## OBJECTIVE
The complete listing should be restated exactly.

## THE INPUT
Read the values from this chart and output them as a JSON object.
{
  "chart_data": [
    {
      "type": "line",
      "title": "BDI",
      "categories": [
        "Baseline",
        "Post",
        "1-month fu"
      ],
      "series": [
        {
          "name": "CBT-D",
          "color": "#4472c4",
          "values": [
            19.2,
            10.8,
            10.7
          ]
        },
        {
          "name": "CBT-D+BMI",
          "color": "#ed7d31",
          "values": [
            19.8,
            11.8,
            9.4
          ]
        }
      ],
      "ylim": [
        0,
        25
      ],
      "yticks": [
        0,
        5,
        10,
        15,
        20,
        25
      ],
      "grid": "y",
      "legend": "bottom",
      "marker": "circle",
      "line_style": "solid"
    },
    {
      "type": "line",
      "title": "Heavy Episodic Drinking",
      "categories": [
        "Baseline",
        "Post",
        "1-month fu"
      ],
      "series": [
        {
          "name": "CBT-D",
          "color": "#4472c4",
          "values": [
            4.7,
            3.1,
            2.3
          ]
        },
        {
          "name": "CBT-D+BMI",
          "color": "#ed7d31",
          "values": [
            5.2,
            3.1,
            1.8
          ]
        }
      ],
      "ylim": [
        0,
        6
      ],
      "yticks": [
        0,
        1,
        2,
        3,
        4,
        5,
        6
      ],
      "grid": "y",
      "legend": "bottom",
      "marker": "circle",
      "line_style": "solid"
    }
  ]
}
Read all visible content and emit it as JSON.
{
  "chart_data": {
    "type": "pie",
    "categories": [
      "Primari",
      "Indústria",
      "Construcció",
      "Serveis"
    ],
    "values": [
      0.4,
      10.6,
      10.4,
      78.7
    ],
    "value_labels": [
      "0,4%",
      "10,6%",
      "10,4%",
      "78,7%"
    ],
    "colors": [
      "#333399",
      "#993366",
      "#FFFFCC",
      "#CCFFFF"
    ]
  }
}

## SOLUTION FOR THIS TASK
Read the values from this chart and output them as a JSON object.
{
  "chart_data": [
    {
      "type": "line",
      "title": "BDI",
      "categories": [
        "Baseline",
        "Post",
        "1-month fu"
      ],
      "series": [
        {
          "name": "CBT-D",
          "color": "#4472c4",
          "values": [
            19.2,
            10.8,
            10.7
          ]
        },
        {
          "name": "CBT-D+BMI",
          "color": "#ed7d31",
          "values": [
            19.8,
            11.8,
            9.4
          ]
        }
      ],
      "ylim": [
        0,
        25
      ],
      "yticks": [
        0,
        5,
        10,
        15,
        20,
        25
      ],
      "grid": "y",
      "legend": "bottom",
      "marker": "circle",
      "line_style": "solid"
    },
    {
      "type": "line",
      "title": "Heavy Episodic Drinking",
      "categories": [
        "Baseline",
        "Post",
        "1-month fu"
      ],
      "series": [
        {
          "name": "CBT-D",
          "color": "#4472c4",
          "values": [
            4.7,
            3.1,
            2.3
          ]
        },
        {
          "name": "CBT-D+BMI",
          "color": "#ed7d31",
          "values": [
            5.2,
            3.1,
            1.8
          ]
        }
      ],
      "ylim": [
        0,
        6
      ],
      "yticks": [
        0,
        1,
        2,
        3,
        4,
        5,
        6
      ],
      "grid": "y",
      "legend": "bottom",
      "marker": "circle",
      "line_style": "solid"
    }
  ]
}
Read all visible content and emit it as JSON.
{
  "chart_data": {
    "type": "pie",
    "categories": [
      "Primari",
      "Indústria",
      "Construcció",
      "Serveis"
    ],
    "values": [
      0.4,
      10.6,
      10.4,
      78.7
    ],
    "value_labels": [
      "0,4%",
      "10,6%",
      "10,4%",
      "78,7%"
    ],
    "colors": [
      "#333399",
      "#993366",
      "#FFFFCC",
      "#CCFFFF"
    ]
  }
}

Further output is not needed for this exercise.